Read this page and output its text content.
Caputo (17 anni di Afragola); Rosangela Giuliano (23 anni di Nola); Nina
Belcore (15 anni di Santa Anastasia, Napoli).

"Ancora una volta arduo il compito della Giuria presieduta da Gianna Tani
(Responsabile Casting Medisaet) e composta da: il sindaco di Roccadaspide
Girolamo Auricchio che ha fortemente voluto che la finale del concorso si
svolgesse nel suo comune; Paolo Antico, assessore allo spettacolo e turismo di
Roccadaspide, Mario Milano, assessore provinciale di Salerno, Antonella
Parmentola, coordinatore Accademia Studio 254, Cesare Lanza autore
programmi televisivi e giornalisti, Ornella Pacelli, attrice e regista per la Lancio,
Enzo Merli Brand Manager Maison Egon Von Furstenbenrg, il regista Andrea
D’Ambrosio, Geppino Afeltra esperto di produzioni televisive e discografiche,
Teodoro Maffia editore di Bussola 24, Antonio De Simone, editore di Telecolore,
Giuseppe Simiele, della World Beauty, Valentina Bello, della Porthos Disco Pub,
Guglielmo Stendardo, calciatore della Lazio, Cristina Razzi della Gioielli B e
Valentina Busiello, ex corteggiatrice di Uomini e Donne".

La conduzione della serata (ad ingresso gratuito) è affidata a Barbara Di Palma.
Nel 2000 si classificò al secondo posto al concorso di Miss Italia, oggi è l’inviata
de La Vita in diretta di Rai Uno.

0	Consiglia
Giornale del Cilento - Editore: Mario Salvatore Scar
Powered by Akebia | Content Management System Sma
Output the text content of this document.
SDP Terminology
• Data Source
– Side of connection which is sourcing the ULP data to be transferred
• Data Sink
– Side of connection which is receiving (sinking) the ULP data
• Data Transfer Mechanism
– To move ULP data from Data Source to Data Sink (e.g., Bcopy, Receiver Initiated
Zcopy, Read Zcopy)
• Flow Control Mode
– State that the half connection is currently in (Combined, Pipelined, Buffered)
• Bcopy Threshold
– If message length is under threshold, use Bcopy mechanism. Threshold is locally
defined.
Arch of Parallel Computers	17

(TASK OBJECTIVE): In the records above, find the line containing "Output the text content of this document."; please retype it and every line after it through the last line, exactly and with nothing else.

(TASK ANSWER):
Output the text content of this document.
SDP Terminology
• Data Source
– Side of connection which is sourcing the ULP data to be transferred
• Data Sink
– Side of connection which is receiving (sinking) the ULP data
• Data Transfer Mechanism
– To move ULP data from Data Source to Data Sink (e.g., Bcopy, Receiver Initiated
Zcopy, Read Zcopy)
• Flow Control Mode
– State that the half connection is currently in (Combined, Pipelined, Buffered)
• Bcopy Threshold
– If message length is under threshold, use Bcopy mechanism. Threshold is locally
defined.
Arch of Parallel Computers	17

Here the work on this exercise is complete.